All of the data that follows should be retyped exactly, please, except the pictures.

━━ Input records ━━

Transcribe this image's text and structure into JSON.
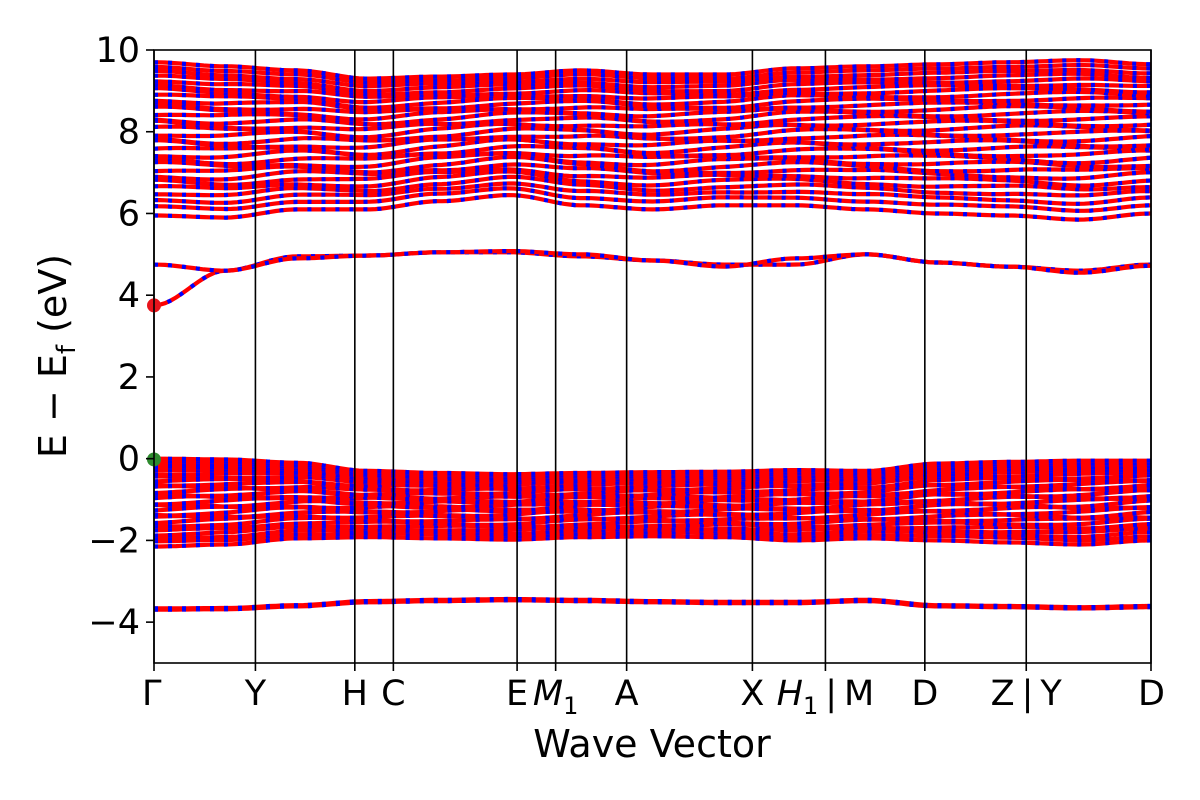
{
  "chart_data": {
    "type": "line",
    "title": "",
    "xlabel": "Wave Vector",
    "ylabel_parts": {
      "main": "E − E",
      "sub": "f",
      "unit": " (eV)"
    },
    "ylim": [
      -5,
      10
    ],
    "yticks": [
      {
        "value": 10,
        "label": "10"
      },
      {
        "value": 8,
        "label": "8"
      },
      {
        "value": 6,
        "label": "6"
      },
      {
        "value": 4,
        "label": "4"
      },
      {
        "value": 2,
        "label": "2"
      },
      {
        "value": 0,
        "label": "0"
      },
      {
        "value": -2,
        "label": "−2"
      },
      {
        "value": -4,
        "label": "−4"
      }
    ],
    "kpoints": [
      {
        "pos": 0.0,
        "label": "Γ"
      },
      {
        "pos": 1.0,
        "label": "Y"
      },
      {
        "pos": 1.98,
        "label": "H"
      },
      {
        "pos": 2.36,
        "label": "C"
      },
      {
        "pos": 3.58,
        "label": "E"
      },
      {
        "pos": 3.96,
        "label": "M",
        "sub": "1"
      },
      {
        "pos": 4.66,
        "label": "A"
      },
      {
        "pos": 5.9,
        "label": "X"
      },
      {
        "pos": 6.62,
        "label": "H",
        "sub": "1",
        "suffix": " | M"
      },
      {
        "pos": 7.6,
        "label": "D"
      },
      {
        "pos": 8.6,
        "label": "Z | Y"
      },
      {
        "pos": 9.83,
        "label": "D"
      }
    ],
    "xlim": [
      0,
      9.83
    ],
    "markers": [
      {
        "x": 0.0,
        "y": 3.75,
        "color": "#e8141c",
        "role": "CBM"
      },
      {
        "x": 0.0,
        "y": -0.02,
        "color": "#2e8b2e",
        "role": "VBM"
      }
    ],
    "colors": {
      "band": "#ff0000",
      "dash": "#0000ff",
      "kline": "#000000"
    },
    "groups": [
      {
        "name": "deep",
        "count": 2,
        "spread": 0.03,
        "levels": [
          -3.68,
          -3.67,
          -3.6,
          -3.5,
          -3.47,
          -3.45,
          -3.47,
          -3.5,
          -3.52,
          -3.52,
          -3.47,
          -3.6,
          -3.62,
          -3.65,
          -3.62
        ]
      },
      {
        "name": "valence",
        "count": 32,
        "bottom": [
          -2.15,
          -2.1,
          -1.95,
          -1.92,
          -1.95,
          -1.98,
          -1.92,
          -1.9,
          -1.92,
          -2.0,
          -1.95,
          -2.0,
          -2.05,
          -2.1,
          -2.0
        ],
        "top": [
          0.0,
          -0.02,
          -0.1,
          -0.3,
          -0.35,
          -0.38,
          -0.35,
          -0.33,
          -0.32,
          -0.28,
          -0.3,
          -0.12,
          -0.08,
          -0.05,
          -0.05
        ],
        "gaps": [
          0.12,
          0.46,
          0.55,
          0.72
        ]
      },
      {
        "name": "conduction-low",
        "curves": [
          [
            3.75,
            4.6,
            4.95,
            4.97,
            5.05,
            5.05,
            4.95,
            4.85,
            4.75,
            4.75,
            5.0,
            4.8,
            4.7,
            4.6,
            4.75
          ],
          [
            4.75,
            4.6,
            4.9,
            4.97,
            5.05,
            5.08,
            5.0,
            4.85,
            4.7,
            4.9,
            5.0,
            4.8,
            4.7,
            4.55,
            4.72
          ]
        ]
      },
      {
        "name": "conduction-high",
        "count": 30,
        "bottom": [
          5.95,
          5.9,
          6.1,
          6.1,
          6.3,
          6.45,
          6.2,
          6.1,
          6.2,
          6.2,
          6.1,
          6.0,
          5.95,
          5.85,
          6.0
        ],
        "top": [
          9.7,
          9.6,
          9.5,
          9.3,
          9.35,
          9.4,
          9.5,
          9.4,
          9.4,
          9.55,
          9.6,
          9.65,
          9.7,
          9.75,
          9.65
        ]
      }
    ]
  }
}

━━━

- **Task result**
Transcribe this image's text and structure into JSON.
{
  "chart_data": {
    "type": "line",
    "title": "",
    "xlabel": "Wave Vector",
    "ylabel_parts": {
      "main": "E − E",
      "sub": "f",
      "unit": " (eV)"
    },
    "ylim": [
      -5,
      10
    ],
    "yticks": [
      {
        "value": 10,
        "label": "10"
      },
      {
        "value": 8,
        "label": "8"
      },
      {
        "value": 6,
        "label": "6"
      },
      {
        "value": 4,
        "label": "4"
      },
      {
        "value": 2,
        "label": "2"
      },
      {
        "value": 0,
        "label": "0"
      },
      {
        "value": -2,
        "label": "−2"
      },
      {
        "value": -4,
        "label": "−4"
      }
    ],
    "kpoints": [
      {
        "pos": 0.0,
        "label": "Γ"
      },
      {
        "pos": 1.0,
        "label": "Y"
      },
      {
        "pos": 1.98,
        "label": "H"
      },
      {
        "pos": 2.36,
        "label": "C"
      },
      {
        "pos": 3.58,
        "label": "E"
      },
      {
        "pos": 3.96,
        "label": "M",
        "sub": "1"
      },
      {
        "pos": 4.66,
        "label": "A"
      },
      {
        "pos": 5.9,
        "label": "X"
      },
      {
        "pos": 6.62,
        "label": "H",
        "sub": "1",
        "suffix": " | M"
      },
      {
        "pos": 7.6,
        "label": "D"
      },
      {
        "pos": 8.6,
        "label": "Z | Y"
      },
      {
        "pos": 9.83,
        "label": "D"
      }
    ],
    "xlim": [
      0,
      9.83
    ],
    "markers": [
      {
        "x": 0.0,
        "y": 3.75,
        "color": "#e8141c",
        "role": "CBM"
      },
      {
        "x": 0.0,
        "y": -0.02,
        "color": "#2e8b2e",
        "role": "VBM"
      }
    ],
    "colors": {
      "band": "#ff0000",
      "dash": "#0000ff",
      "kline": "#000000"
    },
    "groups": [
      {
        "name": "deep",
        "count": 2,
        "spread": 0.03,
        "levels": [
          -3.68,
          -3.67,
          -3.6,
          -3.5,
          -3.47,
          -3.45,
          -3.47,
          -3.5,
          -3.52,
          -3.52,
          -3.47,
          -3.6,
          -3.62,
          -3.65,
          -3.62
        ]
      },
      {
        "name": "valence",
        "count": 32,
        "bottom": [
          -2.15,
          -2.1,
          -1.95,
          -1.92,
          -1.95,
          -1.98,
          -1.92,
          -1.9,
          -1.92,
          -2.0,
          -1.95,
          -2.0,
          -2.05,
          -2.1,
          -2.0
        ],
        "top": [
          0.0,
          -0.02,
          -0.1,
          -0.3,
          -0.35,
          -0.38,
          -0.35,
          -0.33,
          -0.32,
          -0.28,
          -0.3,
          -0.12,
          -0.08,
          -0.05,
          -0.05
        ],
        "gaps": [
          0.12,
          0.46,
          0.55,
          0.72
        ]
      },
      {
        "name": "conduction-low",
        "curves": [
          [
            3.75,
            4.6,
            4.95,
            4.97,
            5.05,
            5.05,
            4.95,
            4.85,
            4.75,
            4.75,
            5.0,
            4.8,
            4.7,
            4.6,
            4.75
          ],
          [
            4.75,
            4.6,
            4.9,
            4.97,
            5.05,
            5.08,
            5.0,
            4.85,
            4.7,
            4.9,
            5.0,
            4.8,
            4.7,
            4.55,
            4.72
          ]
        ]
      },
      {
        "name": "conduction-high",
        "count": 30,
        "bottom": [
          5.95,
          5.9,
          6.1,
          6.1,
          6.3,
          6.45,
          6.2,
          6.1,
          6.2,
          6.2,
          6.1,
          6.0,
          5.95,
          5.85,
          6.0
        ],
        "top": [
          9.7,
          9.6,
          9.5,
          9.3,
          9.35,
          9.4,
          9.5,
          9.4,
          9.4,
          9.55,
          9.6,
          9.65,
          9.7,
          9.75,
          9.65
        ]
      }
    ]
  }
}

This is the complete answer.